**REQUIREMENTS:**
In the listing below, count the lines containing the string "Optimism" and state only the number.

BEGIN ENTRIES SUPPLIED

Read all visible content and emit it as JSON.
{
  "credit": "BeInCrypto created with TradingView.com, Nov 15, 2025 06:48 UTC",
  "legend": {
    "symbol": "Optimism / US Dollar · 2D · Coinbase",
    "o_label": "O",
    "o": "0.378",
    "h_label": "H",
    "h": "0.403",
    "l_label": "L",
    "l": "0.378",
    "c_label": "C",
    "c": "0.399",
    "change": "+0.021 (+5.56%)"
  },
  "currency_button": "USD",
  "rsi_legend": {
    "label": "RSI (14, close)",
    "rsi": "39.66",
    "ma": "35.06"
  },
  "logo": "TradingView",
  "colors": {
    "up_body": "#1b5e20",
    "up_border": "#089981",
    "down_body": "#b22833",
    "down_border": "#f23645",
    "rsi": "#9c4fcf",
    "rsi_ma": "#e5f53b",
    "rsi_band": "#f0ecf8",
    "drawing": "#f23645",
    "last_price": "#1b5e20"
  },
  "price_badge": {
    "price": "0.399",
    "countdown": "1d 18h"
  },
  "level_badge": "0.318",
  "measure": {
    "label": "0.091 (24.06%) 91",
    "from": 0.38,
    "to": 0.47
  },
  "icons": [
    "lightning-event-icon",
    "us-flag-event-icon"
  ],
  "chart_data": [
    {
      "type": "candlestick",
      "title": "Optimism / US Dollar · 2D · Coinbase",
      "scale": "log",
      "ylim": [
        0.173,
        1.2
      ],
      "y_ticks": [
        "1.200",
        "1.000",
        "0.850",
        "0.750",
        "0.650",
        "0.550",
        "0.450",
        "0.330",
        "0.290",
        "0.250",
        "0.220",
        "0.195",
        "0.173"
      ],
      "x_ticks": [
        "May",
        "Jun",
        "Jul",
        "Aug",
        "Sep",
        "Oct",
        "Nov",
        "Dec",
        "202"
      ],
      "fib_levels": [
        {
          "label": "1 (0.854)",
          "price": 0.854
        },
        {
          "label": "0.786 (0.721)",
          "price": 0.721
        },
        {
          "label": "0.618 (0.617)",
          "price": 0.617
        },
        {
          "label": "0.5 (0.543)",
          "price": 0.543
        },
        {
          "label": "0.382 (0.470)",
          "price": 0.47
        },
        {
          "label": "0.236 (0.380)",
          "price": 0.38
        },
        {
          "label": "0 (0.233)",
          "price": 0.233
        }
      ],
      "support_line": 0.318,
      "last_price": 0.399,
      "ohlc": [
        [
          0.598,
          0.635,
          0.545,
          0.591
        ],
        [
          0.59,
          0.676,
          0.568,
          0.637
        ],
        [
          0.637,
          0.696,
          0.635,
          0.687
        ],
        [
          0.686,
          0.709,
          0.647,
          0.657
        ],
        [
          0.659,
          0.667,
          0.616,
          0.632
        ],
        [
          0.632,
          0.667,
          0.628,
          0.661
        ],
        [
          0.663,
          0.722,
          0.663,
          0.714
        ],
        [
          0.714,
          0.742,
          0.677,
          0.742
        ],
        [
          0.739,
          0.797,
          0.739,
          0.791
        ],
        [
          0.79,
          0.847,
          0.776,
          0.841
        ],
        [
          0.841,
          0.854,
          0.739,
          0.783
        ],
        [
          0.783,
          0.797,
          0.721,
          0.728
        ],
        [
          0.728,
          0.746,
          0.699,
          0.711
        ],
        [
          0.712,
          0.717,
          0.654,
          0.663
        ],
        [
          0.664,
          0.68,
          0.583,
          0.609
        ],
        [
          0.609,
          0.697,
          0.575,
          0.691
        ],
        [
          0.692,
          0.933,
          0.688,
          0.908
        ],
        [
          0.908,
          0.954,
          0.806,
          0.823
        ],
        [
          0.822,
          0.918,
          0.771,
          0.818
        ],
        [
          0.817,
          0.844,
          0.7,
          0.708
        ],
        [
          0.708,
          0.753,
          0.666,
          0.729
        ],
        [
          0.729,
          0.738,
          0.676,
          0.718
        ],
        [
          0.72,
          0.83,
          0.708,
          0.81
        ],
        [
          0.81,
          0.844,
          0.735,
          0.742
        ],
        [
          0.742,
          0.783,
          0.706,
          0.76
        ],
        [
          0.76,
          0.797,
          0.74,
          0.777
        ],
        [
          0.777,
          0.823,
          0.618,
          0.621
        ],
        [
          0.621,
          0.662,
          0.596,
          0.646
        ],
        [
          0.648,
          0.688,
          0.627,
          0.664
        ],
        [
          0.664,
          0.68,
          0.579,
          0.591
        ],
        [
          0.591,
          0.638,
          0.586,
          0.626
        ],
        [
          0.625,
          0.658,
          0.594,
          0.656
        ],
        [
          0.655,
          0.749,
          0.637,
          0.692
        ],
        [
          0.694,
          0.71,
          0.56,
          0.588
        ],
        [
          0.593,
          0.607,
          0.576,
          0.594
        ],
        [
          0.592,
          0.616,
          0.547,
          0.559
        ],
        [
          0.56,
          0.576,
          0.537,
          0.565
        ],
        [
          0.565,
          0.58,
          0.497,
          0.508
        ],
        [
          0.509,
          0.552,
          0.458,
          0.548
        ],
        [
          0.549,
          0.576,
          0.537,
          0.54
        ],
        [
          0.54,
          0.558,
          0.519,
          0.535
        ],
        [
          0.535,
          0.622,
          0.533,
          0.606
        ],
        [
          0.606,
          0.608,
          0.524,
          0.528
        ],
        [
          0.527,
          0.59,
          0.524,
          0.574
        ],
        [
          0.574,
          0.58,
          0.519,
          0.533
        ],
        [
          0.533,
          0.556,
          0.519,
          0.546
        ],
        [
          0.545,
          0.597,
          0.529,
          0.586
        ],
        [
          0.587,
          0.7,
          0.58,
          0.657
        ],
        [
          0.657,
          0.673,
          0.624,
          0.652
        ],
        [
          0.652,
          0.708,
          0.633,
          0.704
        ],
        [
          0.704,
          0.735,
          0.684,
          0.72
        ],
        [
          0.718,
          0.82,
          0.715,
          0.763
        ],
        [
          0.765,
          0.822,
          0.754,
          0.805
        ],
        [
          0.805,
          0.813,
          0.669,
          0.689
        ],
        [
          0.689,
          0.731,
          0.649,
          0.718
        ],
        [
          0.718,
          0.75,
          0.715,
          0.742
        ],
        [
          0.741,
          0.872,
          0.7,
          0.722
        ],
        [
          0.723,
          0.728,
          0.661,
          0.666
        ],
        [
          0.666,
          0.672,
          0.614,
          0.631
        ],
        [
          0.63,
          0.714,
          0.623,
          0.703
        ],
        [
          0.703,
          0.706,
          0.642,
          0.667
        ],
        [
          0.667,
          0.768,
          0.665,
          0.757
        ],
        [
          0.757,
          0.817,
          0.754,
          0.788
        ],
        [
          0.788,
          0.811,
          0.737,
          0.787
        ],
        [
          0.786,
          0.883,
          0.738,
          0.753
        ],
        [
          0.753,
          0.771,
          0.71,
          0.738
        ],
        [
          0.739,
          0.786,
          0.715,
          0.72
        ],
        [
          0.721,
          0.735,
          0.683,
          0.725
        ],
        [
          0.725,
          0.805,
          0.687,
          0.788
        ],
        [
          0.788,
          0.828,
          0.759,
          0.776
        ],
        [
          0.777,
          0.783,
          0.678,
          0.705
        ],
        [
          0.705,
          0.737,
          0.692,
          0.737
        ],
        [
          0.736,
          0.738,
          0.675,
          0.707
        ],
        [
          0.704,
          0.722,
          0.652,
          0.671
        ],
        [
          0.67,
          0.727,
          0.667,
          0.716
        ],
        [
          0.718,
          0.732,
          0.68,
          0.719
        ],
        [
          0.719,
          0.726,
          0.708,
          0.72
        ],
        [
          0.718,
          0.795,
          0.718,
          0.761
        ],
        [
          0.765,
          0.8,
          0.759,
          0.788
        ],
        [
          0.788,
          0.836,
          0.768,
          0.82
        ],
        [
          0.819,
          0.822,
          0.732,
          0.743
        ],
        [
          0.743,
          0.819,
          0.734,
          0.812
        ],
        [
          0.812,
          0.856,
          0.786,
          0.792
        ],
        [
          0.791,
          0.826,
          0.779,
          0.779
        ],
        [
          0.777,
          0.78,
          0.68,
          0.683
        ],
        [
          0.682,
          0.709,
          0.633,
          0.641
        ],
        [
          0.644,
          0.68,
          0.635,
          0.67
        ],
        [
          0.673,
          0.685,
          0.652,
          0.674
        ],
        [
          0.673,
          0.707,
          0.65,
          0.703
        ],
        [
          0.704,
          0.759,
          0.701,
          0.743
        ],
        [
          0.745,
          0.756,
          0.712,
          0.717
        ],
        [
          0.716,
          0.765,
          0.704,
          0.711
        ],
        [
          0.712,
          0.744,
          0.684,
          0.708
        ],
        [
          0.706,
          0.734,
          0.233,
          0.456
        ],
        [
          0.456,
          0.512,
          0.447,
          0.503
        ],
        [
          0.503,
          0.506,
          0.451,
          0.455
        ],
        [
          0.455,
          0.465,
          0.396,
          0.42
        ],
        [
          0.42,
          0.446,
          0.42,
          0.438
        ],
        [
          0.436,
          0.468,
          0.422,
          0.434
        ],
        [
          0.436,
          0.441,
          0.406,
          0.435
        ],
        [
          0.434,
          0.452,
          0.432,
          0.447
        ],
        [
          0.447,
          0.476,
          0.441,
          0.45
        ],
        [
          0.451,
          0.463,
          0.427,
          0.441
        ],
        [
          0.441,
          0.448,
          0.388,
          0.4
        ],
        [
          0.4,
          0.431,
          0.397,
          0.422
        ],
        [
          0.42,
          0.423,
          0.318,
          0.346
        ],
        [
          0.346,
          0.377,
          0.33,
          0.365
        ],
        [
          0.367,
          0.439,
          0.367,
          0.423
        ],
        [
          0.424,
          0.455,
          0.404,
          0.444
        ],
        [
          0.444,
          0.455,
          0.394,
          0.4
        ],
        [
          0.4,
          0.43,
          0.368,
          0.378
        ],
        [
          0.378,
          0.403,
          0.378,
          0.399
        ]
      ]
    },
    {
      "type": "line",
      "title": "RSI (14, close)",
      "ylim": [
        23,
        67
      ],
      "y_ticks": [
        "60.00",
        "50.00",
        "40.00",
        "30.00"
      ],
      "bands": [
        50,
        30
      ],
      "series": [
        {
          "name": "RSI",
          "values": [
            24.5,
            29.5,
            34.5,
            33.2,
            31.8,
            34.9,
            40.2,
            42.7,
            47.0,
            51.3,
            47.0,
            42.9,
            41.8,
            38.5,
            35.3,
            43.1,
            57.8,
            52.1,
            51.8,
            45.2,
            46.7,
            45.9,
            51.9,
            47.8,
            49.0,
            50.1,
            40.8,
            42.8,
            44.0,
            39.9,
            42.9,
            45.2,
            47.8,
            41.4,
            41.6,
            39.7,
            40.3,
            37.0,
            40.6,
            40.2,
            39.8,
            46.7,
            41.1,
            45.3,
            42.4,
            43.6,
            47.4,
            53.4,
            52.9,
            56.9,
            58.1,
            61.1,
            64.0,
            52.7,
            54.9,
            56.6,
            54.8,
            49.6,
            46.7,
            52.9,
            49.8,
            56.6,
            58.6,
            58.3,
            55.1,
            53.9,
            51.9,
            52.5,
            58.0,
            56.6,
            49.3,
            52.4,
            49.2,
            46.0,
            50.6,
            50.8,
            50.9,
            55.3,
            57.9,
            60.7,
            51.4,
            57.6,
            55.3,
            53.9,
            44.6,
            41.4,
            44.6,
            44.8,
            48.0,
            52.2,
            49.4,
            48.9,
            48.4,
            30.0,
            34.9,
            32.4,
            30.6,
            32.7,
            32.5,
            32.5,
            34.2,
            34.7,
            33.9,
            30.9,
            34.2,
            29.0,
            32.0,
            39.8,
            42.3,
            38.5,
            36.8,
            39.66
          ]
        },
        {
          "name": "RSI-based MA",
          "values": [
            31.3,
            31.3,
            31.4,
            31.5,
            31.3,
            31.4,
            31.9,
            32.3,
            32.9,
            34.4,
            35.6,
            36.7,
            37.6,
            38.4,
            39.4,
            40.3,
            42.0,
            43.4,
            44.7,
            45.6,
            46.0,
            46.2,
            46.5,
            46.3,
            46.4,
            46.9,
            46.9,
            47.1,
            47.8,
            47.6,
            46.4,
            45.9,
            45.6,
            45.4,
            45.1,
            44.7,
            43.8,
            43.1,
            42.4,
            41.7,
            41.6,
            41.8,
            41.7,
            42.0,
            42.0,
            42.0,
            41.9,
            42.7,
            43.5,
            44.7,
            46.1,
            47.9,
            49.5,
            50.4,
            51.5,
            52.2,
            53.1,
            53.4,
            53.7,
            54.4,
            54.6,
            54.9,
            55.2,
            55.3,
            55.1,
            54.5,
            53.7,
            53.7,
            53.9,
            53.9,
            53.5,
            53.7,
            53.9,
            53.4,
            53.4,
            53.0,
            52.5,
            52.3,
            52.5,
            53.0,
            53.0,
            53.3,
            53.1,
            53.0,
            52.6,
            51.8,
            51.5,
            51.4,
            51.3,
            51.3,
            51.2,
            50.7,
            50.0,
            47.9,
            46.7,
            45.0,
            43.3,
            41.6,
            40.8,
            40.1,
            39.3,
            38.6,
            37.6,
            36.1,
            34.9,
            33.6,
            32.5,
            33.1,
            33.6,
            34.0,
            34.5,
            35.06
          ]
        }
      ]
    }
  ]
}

END ENTRIES SUPPLIED

**OUTPUT:**
2